Exercise requirements =>
Pick out each line containing the string "this".

-- Begin Data records --

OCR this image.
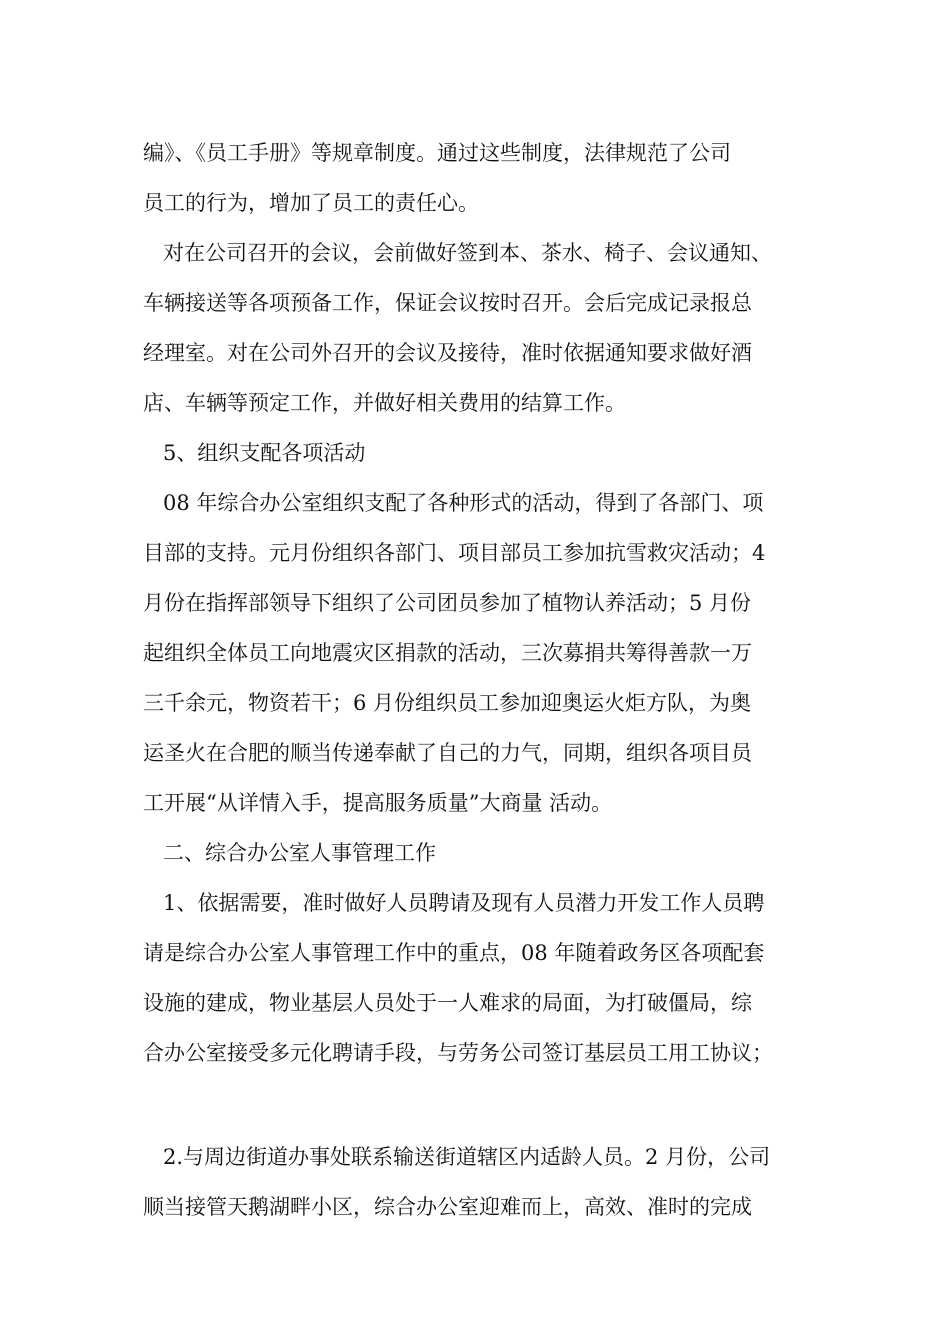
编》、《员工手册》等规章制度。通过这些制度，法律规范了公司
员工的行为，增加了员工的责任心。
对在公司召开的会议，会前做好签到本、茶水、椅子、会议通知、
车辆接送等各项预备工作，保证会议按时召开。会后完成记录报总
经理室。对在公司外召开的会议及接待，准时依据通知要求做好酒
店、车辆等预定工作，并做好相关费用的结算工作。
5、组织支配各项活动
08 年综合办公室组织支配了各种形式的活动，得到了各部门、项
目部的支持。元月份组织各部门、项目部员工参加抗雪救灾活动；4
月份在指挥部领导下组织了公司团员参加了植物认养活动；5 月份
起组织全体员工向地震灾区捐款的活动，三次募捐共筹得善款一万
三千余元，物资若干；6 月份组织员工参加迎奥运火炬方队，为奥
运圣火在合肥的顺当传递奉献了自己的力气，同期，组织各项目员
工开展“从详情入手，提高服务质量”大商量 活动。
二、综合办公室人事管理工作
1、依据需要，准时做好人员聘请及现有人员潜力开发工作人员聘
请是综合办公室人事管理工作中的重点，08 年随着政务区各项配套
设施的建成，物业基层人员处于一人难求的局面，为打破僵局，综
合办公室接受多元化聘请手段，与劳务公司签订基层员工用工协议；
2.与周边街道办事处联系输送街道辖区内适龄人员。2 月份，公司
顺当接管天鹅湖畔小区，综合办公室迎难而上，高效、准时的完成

-- End Data records --
-- Begin Data records --

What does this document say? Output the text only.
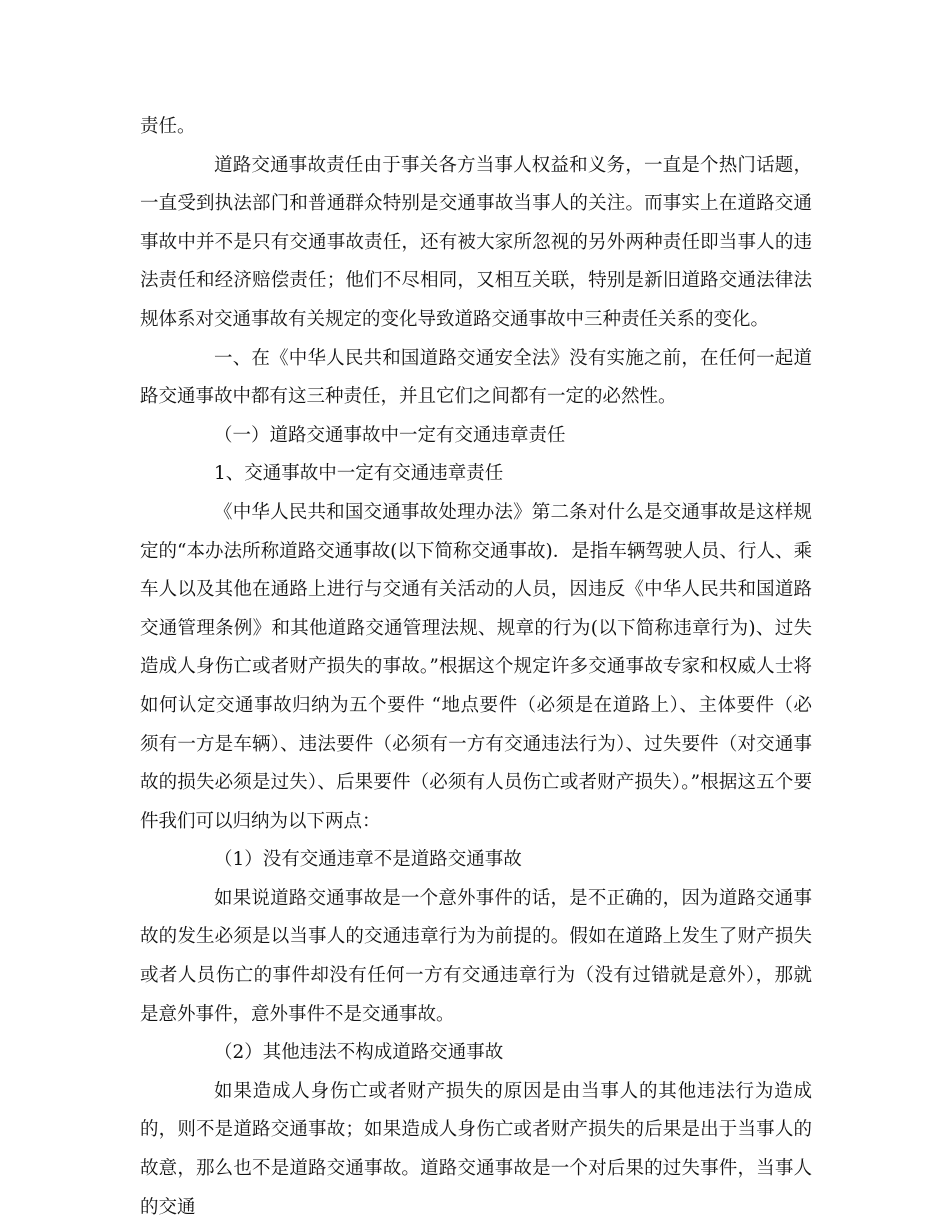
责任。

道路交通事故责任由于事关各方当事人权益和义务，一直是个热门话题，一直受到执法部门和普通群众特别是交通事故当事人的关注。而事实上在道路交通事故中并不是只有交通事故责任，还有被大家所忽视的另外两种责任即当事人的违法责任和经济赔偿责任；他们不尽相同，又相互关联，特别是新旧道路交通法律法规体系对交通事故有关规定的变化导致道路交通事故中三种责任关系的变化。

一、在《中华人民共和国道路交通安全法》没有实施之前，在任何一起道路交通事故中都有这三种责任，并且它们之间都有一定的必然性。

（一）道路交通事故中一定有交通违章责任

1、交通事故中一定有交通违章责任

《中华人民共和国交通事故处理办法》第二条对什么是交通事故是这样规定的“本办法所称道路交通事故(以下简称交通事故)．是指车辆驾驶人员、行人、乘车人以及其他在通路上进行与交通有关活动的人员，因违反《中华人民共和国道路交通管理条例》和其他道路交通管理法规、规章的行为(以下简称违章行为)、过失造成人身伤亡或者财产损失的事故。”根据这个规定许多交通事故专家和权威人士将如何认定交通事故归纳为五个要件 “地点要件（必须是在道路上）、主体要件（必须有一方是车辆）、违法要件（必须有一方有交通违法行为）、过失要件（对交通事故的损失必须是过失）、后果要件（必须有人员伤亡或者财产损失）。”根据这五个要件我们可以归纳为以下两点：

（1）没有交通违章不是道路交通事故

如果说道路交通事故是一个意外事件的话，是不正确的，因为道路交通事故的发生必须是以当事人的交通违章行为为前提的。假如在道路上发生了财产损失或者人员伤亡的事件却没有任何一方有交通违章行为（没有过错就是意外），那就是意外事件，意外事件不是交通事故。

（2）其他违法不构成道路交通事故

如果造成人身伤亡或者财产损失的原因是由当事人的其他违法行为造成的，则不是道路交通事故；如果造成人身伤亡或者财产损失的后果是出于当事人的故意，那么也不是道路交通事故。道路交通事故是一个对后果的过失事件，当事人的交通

-- End Data records --

The result =>
OCR this image.
What does this document say? Output the text only.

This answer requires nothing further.